* **PAGE**:
....

Stream Kafka events into a PostgreSQL table

Here, you will find a step-by-step tutorial on how to setup a local environment with a Kafka Docker container, where its events topic are streamed into a PostgreSQL table using JdbcSinkConnector.

Source code can also be found in github.

Setup Docker containers

Download `kafka-connect-jdbc`

kafka-connect-jdbc is a plugin that can be mounted into a Kafka Connect container. Technically, the plugin is a .jar file that, when added to the Kafka Connect application, it enables the communication with databases.

kafka-connect-jdbc can be downloaded from confluent website. or be running bellow commands:

curl -O  https://d2p6pa21dvn84.cloudfront.net/api/plugins/confluentinc/kafka-connect-jdbc/versions/10.8.0/confluentinc-kafka-connect-jdbc-10.8.0.zip
unzip confluentinc-kafka-connect-jdbc-10.8.0.zip
rm confluentinc-kafka-connect-jdbc-10.8.0.zip

Docker compose

copy/past bellow docker-compose.yml next to confluentinc-kafka-connect-jdbc-10.8.0 folder. then run docker-compose up

version: '3.6'
services:
  kafka_connect_postgresql:
    image: postgres:17.0-alpine3.19
    ports:
      - 5432:5432
    environment:
      - POSTGRES_PASSWORD=kafka
      - POSTGRES_USER=kafka

  kafka:
    image: confluentinc/cp-kafka:7.7.1
    ports:
      - "9092:9092"

....

* **GIVEN TASK A**:
Answer these questions about the Kafka tutorial:
(i) Which version of kafka-connect-jdbc do the download commands fetch?
(ii) Which image does the kafka_connect_postgresql service use?
(iii) Which port mapping is listed for the kafka service?
The rows that follow have no connection to the Kafka tutorial.

....

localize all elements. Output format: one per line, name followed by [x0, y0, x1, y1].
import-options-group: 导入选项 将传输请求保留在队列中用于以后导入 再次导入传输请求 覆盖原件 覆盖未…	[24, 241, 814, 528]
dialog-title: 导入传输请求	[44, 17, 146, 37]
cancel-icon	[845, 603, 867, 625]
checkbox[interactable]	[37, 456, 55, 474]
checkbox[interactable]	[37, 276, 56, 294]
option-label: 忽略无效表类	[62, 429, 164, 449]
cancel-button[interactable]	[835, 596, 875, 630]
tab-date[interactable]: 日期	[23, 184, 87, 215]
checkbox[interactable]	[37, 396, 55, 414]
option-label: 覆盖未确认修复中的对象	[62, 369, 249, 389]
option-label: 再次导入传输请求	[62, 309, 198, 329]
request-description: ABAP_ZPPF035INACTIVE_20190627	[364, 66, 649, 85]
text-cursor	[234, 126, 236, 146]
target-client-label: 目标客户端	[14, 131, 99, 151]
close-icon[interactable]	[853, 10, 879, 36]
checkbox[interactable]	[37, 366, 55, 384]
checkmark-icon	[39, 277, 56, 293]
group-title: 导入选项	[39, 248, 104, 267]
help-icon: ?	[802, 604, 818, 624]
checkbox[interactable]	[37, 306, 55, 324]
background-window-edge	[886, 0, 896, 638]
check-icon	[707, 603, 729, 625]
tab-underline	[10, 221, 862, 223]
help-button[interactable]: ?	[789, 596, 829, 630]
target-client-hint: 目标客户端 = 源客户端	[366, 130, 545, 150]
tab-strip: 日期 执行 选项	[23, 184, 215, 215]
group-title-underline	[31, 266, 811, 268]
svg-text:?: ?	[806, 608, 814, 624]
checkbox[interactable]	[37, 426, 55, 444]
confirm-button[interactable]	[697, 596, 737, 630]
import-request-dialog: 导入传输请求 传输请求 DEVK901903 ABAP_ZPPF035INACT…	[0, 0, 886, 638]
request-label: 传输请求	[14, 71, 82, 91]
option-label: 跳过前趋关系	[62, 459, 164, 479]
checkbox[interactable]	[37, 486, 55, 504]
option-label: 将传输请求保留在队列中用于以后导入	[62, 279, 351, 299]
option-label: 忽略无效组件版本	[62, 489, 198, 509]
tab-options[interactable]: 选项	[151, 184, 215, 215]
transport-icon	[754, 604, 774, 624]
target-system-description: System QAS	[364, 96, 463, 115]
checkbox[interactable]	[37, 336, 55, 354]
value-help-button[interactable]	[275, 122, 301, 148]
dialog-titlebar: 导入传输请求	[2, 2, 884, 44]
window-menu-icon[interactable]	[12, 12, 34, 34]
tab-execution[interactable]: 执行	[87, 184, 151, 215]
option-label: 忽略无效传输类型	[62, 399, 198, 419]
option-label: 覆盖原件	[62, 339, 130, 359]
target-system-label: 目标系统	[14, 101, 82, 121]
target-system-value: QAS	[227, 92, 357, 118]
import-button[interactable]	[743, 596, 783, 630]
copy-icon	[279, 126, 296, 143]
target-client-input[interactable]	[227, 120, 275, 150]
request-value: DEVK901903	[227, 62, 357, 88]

....

* **GIVEN TASK B**:
Echo the rows from the first one through the line containing "459, 164, 479]", with both ends included.

* **EXERCISE SOLUTION A**:
(i) Version 10.8.0.
(ii) postgres:17.0-alpine3.19
(iii) "9092:9092"

* **EXERCISE SOLUTION B**:
localize all elements. Output format: one per line, name followed by [x0, y0, x1, y1].
import-options-group: 导入选项 将传输请求保留在队列中用于以后导入 再次导入传输请求 覆盖原件 覆盖未…	[24, 241, 814, 528]
dialog-title: 导入传输请求	[44, 17, 146, 37]
cancel-icon	[845, 603, 867, 625]
checkbox[interactable]	[37, 456, 55, 474]
checkbox[interactable]	[37, 276, 56, 294]
option-label: 忽略无效表类	[62, 429, 164, 449]
cancel-button[interactable]	[835, 596, 875, 630]
tab-date[interactable]: 日期	[23, 184, 87, 215]
checkbox[interactable]	[37, 396, 55, 414]
option-label: 覆盖未确认修复中的对象	[62, 369, 249, 389]
option-label: 再次导入传输请求	[62, 309, 198, 329]
request-description: ABAP_ZPPF035INACTIVE_20190627	[364, 66, 649, 85]
text-cursor	[234, 126, 236, 146]
target-client-label: 目标客户端	[14, 131, 99, 151]
close-icon[interactable]	[853, 10, 879, 36]
checkbox[interactable]	[37, 366, 55, 384]
checkmark-icon	[39, 277, 56, 293]
group-title: 导入选项	[39, 248, 104, 267]
help-icon: ?	[802, 604, 818, 624]
checkbox[interactable]	[37, 306, 55, 324]
background-window-edge	[886, 0, 896, 638]
check-icon	[707, 603, 729, 625]
tab-underline	[10, 221, 862, 223]
help-button[interactable]: ?	[789, 596, 829, 630]
target-client-hint: 目标客户端 = 源客户端	[366, 130, 545, 150]
tab-strip: 日期 执行 选项	[23, 184, 215, 215]
group-title-underline	[31, 266, 811, 268]
svg-text:?: ?	[806, 608, 814, 624]
checkbox[interactable]	[37, 426, 55, 444]
confirm-button[interactable]	[697, 596, 737, 630]
import-request-dialog: 导入传输请求 传输请求 DEVK901903 ABAP_ZPPF035INACT…	[0, 0, 886, 638]
request-label: 传输请求	[14, 71, 82, 91]
option-label: 跳过前趋关系	[62, 459, 164, 479]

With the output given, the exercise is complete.